### Your goal
Copy every line from the data below in which the string "output" can be found.

↓

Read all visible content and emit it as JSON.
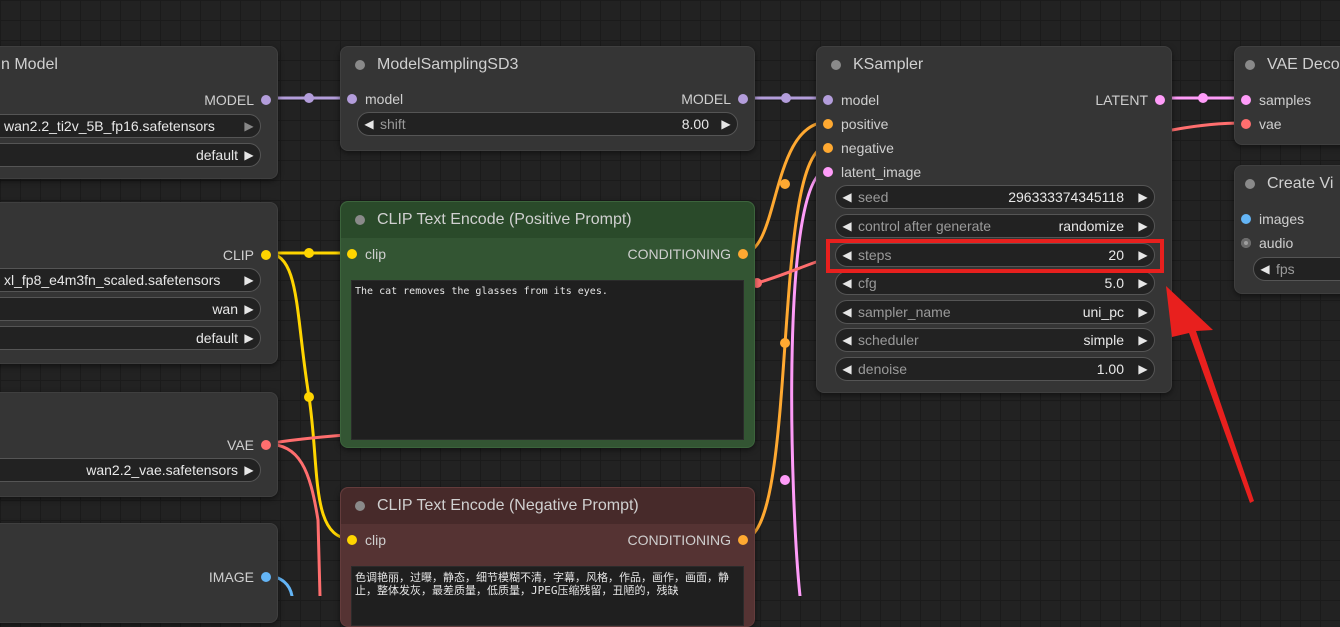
{
  "nodes": {
    "load_model": {
      "title": "n Model",
      "output": "MODEL",
      "widgets": [
        {
          "value": "wan2.2_ti2v_5B_fp16.safetensors"
        },
        {
          "value": "default"
        }
      ]
    },
    "load_clip": {
      "output": "CLIP",
      "widgets": [
        {
          "value": "xl_fp8_e4m3fn_scaled.safetensors"
        },
        {
          "value": "wan"
        },
        {
          "value": "default"
        }
      ]
    },
    "load_vae": {
      "output": "VAE",
      "widgets": [
        {
          "value": "wan2.2_vae.safetensors"
        }
      ]
    },
    "load_image": {
      "output": "IMAGE"
    },
    "model_sampling": {
      "title": "ModelSamplingSD3",
      "input": "model",
      "output": "MODEL",
      "widget": {
        "label": "shift",
        "value": "8.00"
      }
    },
    "clip_positive": {
      "title": "CLIP Text Encode (Positive Prompt)",
      "input": "clip",
      "output": "CONDITIONING",
      "text": "The cat removes the glasses from its eyes."
    },
    "clip_negative": {
      "title": "CLIP Text Encode (Negative Prompt)",
      "input": "clip",
      "output": "CONDITIONING",
      "text": "色调艳丽，过曝，静态，细节模糊不清，字幕，风格，作品，画作，画面，静止，整体发灰，最差质量，低质量，JPEG压缩残留，丑陋的，残缺"
    },
    "ksampler": {
      "title": "KSampler",
      "inputs": [
        "model",
        "positive",
        "negative",
        "latent_image"
      ],
      "output": "LATENT",
      "widgets": [
        {
          "label": "seed",
          "value": "296333374345118"
        },
        {
          "label": "control after generate",
          "value": "randomize"
        },
        {
          "label": "steps",
          "value": "20"
        },
        {
          "label": "cfg",
          "value": "5.0"
        },
        {
          "label": "sampler_name",
          "value": "uni_pc"
        },
        {
          "label": "scheduler",
          "value": "simple"
        },
        {
          "label": "denoise",
          "value": "1.00"
        }
      ]
    },
    "vae_decode": {
      "title": "VAE Deco",
      "inputs": [
        "samples",
        "vae"
      ]
    },
    "create_video": {
      "title": "Create Vi",
      "inputs": [
        "images",
        "audio"
      ],
      "widget": {
        "label": "fps"
      }
    }
  },
  "colors": {
    "model": "#b39ddb",
    "conditioning": "#ffa931",
    "latent": "#ff9cf9",
    "clip": "#ffd500",
    "vae": "#ff6e6e",
    "image": "#64b5f6",
    "annotation": "#e8201e"
  }
}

↑

### Task solution
      "output": "MODEL",
      "output": "CLIP",
      "output": "VAE",
      "output": "IMAGE"
      "output": "MODEL",
      "output": "CONDITIONING",
      "output": "CONDITIONING",
      "output": "LATENT",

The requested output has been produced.